* [WHAT YOU NEED TO DO]: Copy out the material below word for word, starting at its first line and ending at the line that contains "tick-label: 400: [1108, 456, 1127, 468]", with both of those lines included.
========================================
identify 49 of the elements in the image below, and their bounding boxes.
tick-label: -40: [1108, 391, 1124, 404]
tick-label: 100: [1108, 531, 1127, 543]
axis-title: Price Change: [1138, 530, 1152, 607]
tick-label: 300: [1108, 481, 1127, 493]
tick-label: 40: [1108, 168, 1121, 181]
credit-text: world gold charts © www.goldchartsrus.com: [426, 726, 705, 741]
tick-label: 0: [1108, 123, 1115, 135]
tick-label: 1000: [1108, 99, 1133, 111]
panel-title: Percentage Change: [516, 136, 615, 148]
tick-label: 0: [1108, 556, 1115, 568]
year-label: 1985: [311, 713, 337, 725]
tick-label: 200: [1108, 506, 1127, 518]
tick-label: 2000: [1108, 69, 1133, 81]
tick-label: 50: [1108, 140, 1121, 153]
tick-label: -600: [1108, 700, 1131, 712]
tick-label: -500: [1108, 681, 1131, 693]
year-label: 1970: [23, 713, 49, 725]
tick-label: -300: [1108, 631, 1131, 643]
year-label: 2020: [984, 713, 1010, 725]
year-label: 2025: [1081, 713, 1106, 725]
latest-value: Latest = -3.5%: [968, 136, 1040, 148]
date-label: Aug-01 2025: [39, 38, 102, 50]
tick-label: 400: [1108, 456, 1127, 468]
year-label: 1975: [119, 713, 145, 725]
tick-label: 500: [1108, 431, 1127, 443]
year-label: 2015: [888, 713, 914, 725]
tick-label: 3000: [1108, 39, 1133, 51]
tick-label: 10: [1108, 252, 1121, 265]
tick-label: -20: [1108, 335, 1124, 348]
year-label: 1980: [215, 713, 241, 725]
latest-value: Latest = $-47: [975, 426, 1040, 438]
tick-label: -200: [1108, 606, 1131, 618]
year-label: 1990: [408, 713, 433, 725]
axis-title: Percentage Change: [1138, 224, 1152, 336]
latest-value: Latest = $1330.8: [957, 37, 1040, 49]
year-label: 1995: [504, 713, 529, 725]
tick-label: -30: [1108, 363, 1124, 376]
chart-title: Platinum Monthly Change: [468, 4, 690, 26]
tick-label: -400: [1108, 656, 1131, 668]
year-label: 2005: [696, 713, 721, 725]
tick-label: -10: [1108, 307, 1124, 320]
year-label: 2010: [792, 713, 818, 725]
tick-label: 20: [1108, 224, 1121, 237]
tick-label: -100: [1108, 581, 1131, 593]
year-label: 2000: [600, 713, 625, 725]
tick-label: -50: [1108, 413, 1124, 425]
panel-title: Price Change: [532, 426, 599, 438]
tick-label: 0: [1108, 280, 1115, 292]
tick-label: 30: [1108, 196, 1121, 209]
========================================
* [TASK RESULT]:
identify 49 of the elements in the image below, and their bounding boxes.
tick-label: -40: [1108, 391, 1124, 404]
tick-label: 100: [1108, 531, 1127, 543]
axis-title: Price Change: [1138, 530, 1152, 607]
tick-label: 300: [1108, 481, 1127, 493]
tick-label: 40: [1108, 168, 1121, 181]
credit-text: world gold charts © www.goldchartsrus.com: [426, 726, 705, 741]
tick-label: 0: [1108, 123, 1115, 135]
tick-label: 1000: [1108, 99, 1133, 111]
panel-title: Percentage Change: [516, 136, 615, 148]
tick-label: 0: [1108, 556, 1115, 568]
year-label: 1985: [311, 713, 337, 725]
tick-label: 200: [1108, 506, 1127, 518]
tick-label: 2000: [1108, 69, 1133, 81]
tick-label: 50: [1108, 140, 1121, 153]
tick-label: -600: [1108, 700, 1131, 712]
tick-label: -500: [1108, 681, 1131, 693]
year-label: 1970: [23, 713, 49, 725]
tick-label: -300: [1108, 631, 1131, 643]
year-label: 2020: [984, 713, 1010, 725]
year-label: 2025: [1081, 713, 1106, 725]
latest-value: Latest = -3.5%: [968, 136, 1040, 148]
date-label: Aug-01 2025: [39, 38, 102, 50]
tick-label: 400: [1108, 456, 1127, 468]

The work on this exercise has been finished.